* Begin *
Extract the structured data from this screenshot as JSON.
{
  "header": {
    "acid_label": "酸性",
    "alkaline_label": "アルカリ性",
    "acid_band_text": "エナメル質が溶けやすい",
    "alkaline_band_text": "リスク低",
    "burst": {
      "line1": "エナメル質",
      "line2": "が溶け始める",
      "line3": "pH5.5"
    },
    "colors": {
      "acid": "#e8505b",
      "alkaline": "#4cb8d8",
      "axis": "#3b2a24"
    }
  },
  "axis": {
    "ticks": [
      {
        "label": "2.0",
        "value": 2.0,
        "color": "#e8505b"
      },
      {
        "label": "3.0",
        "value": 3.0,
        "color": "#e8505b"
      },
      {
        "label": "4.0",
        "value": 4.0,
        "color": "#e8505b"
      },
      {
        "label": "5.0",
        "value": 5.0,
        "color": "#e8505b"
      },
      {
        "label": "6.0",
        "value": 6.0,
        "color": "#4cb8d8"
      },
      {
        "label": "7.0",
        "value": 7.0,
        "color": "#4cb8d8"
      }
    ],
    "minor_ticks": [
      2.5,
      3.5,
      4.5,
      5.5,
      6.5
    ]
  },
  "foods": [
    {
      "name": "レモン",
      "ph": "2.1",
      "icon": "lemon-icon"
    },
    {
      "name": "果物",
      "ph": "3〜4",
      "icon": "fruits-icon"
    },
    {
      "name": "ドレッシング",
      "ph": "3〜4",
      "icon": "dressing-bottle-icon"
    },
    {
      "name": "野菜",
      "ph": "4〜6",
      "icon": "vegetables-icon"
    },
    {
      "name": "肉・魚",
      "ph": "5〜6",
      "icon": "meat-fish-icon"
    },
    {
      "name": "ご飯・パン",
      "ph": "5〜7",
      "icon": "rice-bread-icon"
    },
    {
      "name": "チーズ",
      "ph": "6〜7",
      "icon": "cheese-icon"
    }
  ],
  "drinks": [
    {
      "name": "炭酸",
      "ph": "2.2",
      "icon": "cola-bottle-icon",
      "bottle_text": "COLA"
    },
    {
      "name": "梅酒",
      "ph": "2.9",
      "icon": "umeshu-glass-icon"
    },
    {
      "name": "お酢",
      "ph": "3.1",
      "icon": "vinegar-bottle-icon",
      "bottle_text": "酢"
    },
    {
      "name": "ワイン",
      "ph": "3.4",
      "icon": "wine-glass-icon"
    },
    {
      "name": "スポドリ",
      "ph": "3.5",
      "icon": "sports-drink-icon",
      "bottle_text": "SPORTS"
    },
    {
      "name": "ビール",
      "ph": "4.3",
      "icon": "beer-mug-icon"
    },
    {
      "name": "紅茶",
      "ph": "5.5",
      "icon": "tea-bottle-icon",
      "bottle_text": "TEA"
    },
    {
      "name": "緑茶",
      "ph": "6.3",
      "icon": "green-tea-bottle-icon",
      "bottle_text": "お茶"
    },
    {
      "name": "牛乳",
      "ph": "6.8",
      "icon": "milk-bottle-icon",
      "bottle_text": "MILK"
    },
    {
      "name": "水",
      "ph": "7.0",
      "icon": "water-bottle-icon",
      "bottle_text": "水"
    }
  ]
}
* End *
Aim of the task —
Give back all the data exactly as written.

Result for this exercise —
Extract the structured data from this screenshot as JSON.
{
  "header": {
    "acid_label": "酸性",
    "alkaline_label": "アルカリ性",
    "acid_band_text": "エナメル質が溶けやすい",
    "alkaline_band_text": "リスク低",
    "burst": {
      "line1": "エナメル質",
      "line2": "が溶け始める",
      "line3": "pH5.5"
    },
    "colors": {
      "acid": "#e8505b",
      "alkaline": "#4cb8d8",
      "axis": "#3b2a24"
    }
  },
  "axis": {
    "ticks": [
      {
        "label": "2.0",
        "value": 2.0,
        "color": "#e8505b"
      },
      {
        "label": "3.0",
        "value": 3.0,
        "color": "#e8505b"
      },
      {
        "label": "4.0",
        "value": 4.0,
        "color": "#e8505b"
      },
      {
        "label": "5.0",
        "value": 5.0,
        "color": "#e8505b"
      },
      {
        "label": "6.0",
        "value": 6.0,
        "color": "#4cb8d8"
      },
      {
        "label": "7.0",
        "value": 7.0,
        "color": "#4cb8d8"
      }
    ],
    "minor_ticks": [
      2.5,
      3.5,
      4.5,
      5.5,
      6.5
    ]
  },
  "foods": [
    {
      "name": "レモン",
      "ph": "2.1",
      "icon": "lemon-icon"
    },
    {
      "name": "果物",
      "ph": "3〜4",
      "icon": "fruits-icon"
    },
    {
      "name": "ドレッシング",
      "ph": "3〜4",
      "icon": "dressing-bottle-icon"
    },
    {
      "name": "野菜",
      "ph": "4〜6",
      "icon": "vegetables-icon"
    },
    {
      "name": "肉・魚",
      "ph": "5〜6",
      "icon": "meat-fish-icon"
    },
    {
      "name": "ご飯・パン",
      "ph": "5〜7",
      "icon": "rice-bread-icon"
    },
    {
      "name": "チーズ",
      "ph": "6〜7",
      "icon": "cheese-icon"
    }
  ],
  "drinks": [
    {
      "name": "炭酸",
      "ph": "2.2",
      "icon": "cola-bottle-icon",
      "bottle_text": "COLA"
    },
    {
      "name": "梅酒",
      "ph": "2.9",
      "icon": "umeshu-glass-icon"
    },
    {
      "name": "お酢",
      "ph": "3.1",
      "icon": "vinegar-bottle-icon",
      "bottle_text": "酢"
    },
    {
      "name": "ワイン",
      "ph": "3.4",
      "icon": "wine-glass-icon"
    },
    {
      "name": "スポドリ",
      "ph": "3.5",
      "icon": "sports-drink-icon",
      "bottle_text": "SPORTS"
    },
    {
      "name": "ビール",
      "ph": "4.3",
      "icon": "beer-mug-icon"
    },
    {
      "name": "紅茶",
      "ph": "5.5",
      "icon": "tea-bottle-icon",
      "bottle_text": "TEA"
    },
    {
      "name": "緑茶",
      "ph": "6.3",
      "icon": "green-tea-bottle-icon",
      "bottle_text": "お茶"
    },
    {
      "name": "牛乳",
      "ph": "6.8",
      "icon": "milk-bottle-icon",
      "bottle_text": "MILK"
    },
    {
      "name": "水",
      "ph": "7.0",
      "icon": "water-bottle-icon",
      "bottle_text": "水"
    }
  ]
}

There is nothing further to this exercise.